» ЗАДАНИЕ 1
У кого, согласно отрывку о Маяковском, проходила берлинская вечеринка, на которой состоялась встреча с ним?
» ЗАДАНИЕ 2
Перепишите из отрывка о Маяковском фрагмент, который начинается со слов «В маленьких мансардных» и заканчивается словами «Одоевцева, – отвечает Оцуп.».

» ОТРЫВОК ТЕКСТА
────────────────────

– Идем домой. Вам совсем незачем знакомиться с ним, – я согласилась.
Уже пересекая Невский, Гумилев, всю дорогу говоривший о “Кристабель” Кольриджа, недавно переведенной Георгием Ивановым для “Всемирной литературы”, вдруг сказал:
– А ведь Маяковский очень талантлив. Тем хуже для поэзии. То, что он делает, – антипоэзия. Жаль, очень жаль…
Маяковский уехал на следующий день из Петербурга. Между ним и нами снова встала глухая стена равнодушия и, пожалуй, даже враждебности. Мы не интересовались его новыми стихами, он же открыто презирал петербургских поэтов: “Мертвецы какие-то. Хлам! Все до одного, без исключения…”
Поздней осенью 1922 года, уже в Берлине, на вечеринке у художника Пуни, я в первый и в последний раз встретилась с Маяковским.
Шкловский уверял, что когда-нибудь наше время будут называть Пуническим, по “знаменитому Пуни”. Но в 1922 году слава Пуни еще не гремела.
Жена Пуни, растрепанная и милая, старается объединить гостей если и не беседой, то напитками. Сколько бутылок, и как быстро пустые бутылки заменяются новыми.
В маленьких мансардных комнатах много гостей – Белый, Оцуп, художник Альтман, только что приехавший из России Шкловский, Бахрах и еще много других, незнакомых мне. Лиля Брик, красивая, немного скуластая, внимательно-глазая, в фантастической кружевной шляпе, похожей на крылья коричневой бабочки, сидит рядом с Маяковским на диване. Они вдвоем образуют не то центр, не то какой-то остров в этом волнующемся людском море.
Маяковский вдруг громко спрашивает, указывая на меня пальцем:
– Кто эта девушка, которая ничего не пьет и ни с кем не целуется?
Я действительно ничего не пью. Не научилась еще.
– Ирина Одоевцева, – отвечает Оцуп.
Маяковский кивает:
– Ах, знаю, знаю.
Недурно. Очень недурно.
Но Шкловский машет на него рукой. Шкловский – наш петербуржец, мы с ним в приятельских отношениях.

────────────────────

» ВЫБОРКА ДАННЫХ
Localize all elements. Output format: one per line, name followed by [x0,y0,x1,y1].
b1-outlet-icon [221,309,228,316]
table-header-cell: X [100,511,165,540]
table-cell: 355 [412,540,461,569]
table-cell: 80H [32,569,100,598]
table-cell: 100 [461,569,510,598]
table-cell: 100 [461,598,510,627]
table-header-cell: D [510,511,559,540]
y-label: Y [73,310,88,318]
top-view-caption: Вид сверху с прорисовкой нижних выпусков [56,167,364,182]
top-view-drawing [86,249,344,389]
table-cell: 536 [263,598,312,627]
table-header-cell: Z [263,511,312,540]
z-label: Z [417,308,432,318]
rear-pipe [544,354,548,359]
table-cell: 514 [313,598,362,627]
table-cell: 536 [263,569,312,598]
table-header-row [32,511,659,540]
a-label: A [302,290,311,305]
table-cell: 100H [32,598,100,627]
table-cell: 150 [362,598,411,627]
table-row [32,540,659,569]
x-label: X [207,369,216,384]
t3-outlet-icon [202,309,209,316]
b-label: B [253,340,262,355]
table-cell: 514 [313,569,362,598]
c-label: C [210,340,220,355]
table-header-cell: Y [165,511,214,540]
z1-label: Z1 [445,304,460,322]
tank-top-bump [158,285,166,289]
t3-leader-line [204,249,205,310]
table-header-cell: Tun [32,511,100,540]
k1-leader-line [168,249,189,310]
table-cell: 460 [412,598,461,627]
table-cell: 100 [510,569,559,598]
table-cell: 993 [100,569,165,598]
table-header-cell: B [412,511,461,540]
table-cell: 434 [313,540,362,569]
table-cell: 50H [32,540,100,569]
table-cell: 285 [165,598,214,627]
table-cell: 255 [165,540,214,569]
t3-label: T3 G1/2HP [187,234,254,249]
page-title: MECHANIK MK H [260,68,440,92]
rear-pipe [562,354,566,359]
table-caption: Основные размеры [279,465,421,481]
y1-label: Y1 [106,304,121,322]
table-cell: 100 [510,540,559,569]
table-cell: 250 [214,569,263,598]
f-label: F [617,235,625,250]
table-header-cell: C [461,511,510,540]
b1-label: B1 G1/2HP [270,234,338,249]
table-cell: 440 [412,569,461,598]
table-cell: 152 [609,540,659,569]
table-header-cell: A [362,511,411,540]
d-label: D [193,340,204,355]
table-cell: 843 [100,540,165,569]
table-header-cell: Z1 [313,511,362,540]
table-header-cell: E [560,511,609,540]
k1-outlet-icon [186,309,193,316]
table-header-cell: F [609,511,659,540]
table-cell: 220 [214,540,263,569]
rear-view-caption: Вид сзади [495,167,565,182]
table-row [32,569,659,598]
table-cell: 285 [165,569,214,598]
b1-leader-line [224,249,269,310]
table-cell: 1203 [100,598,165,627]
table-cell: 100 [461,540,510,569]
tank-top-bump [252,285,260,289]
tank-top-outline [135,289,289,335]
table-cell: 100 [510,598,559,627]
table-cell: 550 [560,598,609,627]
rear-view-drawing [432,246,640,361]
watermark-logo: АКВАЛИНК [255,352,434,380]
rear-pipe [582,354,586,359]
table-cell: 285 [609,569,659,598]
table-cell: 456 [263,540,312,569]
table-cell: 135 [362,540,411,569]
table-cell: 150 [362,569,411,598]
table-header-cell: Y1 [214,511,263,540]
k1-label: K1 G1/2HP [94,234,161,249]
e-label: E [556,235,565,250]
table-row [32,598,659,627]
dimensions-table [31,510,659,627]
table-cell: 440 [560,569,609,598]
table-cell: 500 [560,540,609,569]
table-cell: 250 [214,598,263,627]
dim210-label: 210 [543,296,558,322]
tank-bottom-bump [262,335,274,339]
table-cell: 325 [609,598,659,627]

────────────────────

» ОБРАЗЕЦ ОТВЕТА 1
У художника Пуни.

» ОБРАЗЕЦ ОТВЕТА 2
В маленьких мансардных комнатах много гостей – Белый, Оцуп, художник Альтман, только что приехавший из России Шкловский, Бахрах и еще много других, незнакомых мне. Лиля Брик, красивая, немного скуластая, внимательно-глазая, в фантастической кружевной шляпе, похожей на крылья коричневой бабочки, сидит рядом с Маяковским на диване. Они вдвоем образуют не то центр, не то какой-то остров в этом волнующемся людском море.
Маяковский вдруг громко спрашивает, указывая на меня пальцем:
– Кто эта девушка, которая ничего не пьет и ни с кем не целуется?
Я действительно ничего не пью. Не научилась еще.
– Ирина Одоевцева, – отвечает Оцуп.